→ What this task involves
From the entries below, gather every line containing the string "name".

→ Data supplied
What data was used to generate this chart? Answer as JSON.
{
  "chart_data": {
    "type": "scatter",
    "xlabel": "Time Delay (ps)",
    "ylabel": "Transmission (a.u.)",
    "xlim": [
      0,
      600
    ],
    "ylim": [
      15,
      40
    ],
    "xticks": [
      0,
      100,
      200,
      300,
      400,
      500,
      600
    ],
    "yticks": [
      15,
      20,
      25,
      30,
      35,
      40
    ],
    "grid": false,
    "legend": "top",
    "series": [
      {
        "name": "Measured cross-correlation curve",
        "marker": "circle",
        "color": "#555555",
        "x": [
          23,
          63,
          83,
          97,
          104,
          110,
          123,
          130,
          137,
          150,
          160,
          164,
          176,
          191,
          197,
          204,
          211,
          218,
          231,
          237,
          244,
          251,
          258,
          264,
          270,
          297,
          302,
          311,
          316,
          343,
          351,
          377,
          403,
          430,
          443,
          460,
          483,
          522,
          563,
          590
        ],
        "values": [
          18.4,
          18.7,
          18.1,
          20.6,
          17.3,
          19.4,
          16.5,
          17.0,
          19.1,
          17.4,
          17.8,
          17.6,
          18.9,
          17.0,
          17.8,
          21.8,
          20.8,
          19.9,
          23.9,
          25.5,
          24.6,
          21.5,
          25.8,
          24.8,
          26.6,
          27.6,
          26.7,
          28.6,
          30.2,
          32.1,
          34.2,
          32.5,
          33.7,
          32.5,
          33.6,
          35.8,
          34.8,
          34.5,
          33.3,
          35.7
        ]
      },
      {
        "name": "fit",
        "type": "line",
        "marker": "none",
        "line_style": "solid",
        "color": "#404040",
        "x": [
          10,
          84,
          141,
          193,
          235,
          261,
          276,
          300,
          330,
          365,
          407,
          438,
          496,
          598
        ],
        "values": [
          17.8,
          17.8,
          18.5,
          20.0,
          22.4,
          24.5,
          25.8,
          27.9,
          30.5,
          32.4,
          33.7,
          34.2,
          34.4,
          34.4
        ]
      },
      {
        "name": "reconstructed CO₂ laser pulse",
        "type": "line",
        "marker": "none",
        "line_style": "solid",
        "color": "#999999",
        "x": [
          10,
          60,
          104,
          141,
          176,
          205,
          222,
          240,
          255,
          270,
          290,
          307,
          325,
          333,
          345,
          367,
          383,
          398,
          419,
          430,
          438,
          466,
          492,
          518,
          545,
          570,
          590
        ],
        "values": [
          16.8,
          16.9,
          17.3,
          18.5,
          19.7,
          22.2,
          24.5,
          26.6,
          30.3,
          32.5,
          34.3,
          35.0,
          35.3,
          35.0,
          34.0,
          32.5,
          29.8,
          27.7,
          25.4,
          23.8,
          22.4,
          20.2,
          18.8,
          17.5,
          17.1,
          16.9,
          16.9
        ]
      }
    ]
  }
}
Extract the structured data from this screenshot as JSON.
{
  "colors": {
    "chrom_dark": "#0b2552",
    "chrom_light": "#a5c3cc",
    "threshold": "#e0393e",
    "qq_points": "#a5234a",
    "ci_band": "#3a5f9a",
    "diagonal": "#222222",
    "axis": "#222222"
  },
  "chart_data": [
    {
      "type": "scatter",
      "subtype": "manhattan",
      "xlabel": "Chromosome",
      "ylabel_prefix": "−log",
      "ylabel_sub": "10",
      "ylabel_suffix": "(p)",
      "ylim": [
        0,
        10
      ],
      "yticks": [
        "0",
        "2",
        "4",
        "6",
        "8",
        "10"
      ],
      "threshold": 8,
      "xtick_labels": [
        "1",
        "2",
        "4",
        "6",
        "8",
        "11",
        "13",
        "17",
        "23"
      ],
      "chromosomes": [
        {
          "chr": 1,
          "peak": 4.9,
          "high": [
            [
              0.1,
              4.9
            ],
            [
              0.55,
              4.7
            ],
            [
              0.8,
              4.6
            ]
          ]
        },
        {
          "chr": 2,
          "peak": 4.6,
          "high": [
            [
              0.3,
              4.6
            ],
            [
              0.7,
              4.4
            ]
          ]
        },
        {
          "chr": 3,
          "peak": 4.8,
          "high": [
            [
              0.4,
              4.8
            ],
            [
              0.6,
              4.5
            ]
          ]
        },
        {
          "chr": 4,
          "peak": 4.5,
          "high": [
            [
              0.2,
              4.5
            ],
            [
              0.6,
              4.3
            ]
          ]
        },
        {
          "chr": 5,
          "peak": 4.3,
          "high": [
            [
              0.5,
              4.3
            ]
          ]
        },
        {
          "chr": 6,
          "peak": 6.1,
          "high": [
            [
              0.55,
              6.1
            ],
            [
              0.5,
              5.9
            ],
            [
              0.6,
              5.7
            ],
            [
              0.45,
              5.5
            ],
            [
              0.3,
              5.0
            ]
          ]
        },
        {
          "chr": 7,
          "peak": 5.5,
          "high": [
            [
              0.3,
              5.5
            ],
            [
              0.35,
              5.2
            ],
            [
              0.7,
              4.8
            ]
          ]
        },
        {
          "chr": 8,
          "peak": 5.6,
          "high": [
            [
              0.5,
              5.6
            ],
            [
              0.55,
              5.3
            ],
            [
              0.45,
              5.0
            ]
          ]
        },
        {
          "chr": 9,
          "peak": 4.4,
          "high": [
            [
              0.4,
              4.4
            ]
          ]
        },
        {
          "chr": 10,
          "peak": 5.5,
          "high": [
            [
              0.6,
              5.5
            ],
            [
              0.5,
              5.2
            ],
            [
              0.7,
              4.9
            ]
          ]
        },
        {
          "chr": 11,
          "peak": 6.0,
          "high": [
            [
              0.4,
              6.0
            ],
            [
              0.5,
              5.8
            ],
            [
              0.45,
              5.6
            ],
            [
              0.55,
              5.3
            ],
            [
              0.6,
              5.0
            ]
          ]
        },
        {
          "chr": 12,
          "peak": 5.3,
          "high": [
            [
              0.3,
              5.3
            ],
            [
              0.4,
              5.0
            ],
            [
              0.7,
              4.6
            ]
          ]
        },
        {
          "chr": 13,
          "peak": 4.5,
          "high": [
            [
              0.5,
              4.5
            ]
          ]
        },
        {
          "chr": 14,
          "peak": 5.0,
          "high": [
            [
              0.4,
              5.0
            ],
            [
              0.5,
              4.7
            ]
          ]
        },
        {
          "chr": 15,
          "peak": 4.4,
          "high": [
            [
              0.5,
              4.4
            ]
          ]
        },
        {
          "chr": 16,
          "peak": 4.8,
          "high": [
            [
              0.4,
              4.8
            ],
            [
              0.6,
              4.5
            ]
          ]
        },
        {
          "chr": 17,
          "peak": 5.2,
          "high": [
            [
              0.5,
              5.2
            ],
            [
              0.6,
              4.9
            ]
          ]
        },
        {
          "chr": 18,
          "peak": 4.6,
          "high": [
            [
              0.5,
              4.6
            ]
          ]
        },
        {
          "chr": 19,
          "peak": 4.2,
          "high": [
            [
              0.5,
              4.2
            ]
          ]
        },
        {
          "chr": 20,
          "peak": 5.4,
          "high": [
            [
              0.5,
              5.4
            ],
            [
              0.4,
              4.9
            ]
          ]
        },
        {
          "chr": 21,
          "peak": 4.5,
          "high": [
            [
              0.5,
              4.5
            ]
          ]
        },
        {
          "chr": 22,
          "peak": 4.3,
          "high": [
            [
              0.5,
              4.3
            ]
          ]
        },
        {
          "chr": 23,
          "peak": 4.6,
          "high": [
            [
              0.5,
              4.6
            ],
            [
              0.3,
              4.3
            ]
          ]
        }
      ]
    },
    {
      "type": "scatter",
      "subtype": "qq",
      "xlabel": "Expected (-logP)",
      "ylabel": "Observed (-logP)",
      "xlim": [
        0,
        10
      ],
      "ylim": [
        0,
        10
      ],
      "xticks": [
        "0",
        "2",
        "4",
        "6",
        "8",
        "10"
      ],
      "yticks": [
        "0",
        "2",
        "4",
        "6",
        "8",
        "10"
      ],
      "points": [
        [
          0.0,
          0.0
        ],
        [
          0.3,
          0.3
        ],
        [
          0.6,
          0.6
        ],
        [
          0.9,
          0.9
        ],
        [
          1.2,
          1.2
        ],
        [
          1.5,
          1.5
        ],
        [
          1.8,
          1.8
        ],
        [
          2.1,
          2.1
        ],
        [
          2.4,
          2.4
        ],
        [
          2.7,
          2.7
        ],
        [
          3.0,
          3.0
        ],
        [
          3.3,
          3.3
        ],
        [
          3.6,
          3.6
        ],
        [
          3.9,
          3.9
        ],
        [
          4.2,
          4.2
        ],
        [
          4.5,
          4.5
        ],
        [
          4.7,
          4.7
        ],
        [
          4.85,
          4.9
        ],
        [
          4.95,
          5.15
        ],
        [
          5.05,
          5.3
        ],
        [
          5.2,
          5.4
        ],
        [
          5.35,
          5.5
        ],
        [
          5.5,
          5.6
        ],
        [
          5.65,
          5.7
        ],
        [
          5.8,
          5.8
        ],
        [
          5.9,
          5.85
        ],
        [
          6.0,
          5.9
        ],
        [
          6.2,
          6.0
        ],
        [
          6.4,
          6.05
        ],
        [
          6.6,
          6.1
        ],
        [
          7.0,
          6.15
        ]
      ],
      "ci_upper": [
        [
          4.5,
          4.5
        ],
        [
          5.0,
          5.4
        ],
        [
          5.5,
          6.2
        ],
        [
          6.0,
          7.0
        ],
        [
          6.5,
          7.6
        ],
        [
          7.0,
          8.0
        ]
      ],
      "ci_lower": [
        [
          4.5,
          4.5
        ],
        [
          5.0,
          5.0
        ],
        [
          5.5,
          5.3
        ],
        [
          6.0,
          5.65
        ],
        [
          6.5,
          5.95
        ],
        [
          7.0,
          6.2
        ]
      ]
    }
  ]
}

→ Exercise output
        "name": "Measured cross-correlation curve",
        "name": "fit",
        "name": "reconstructed CO₂ laser pulse",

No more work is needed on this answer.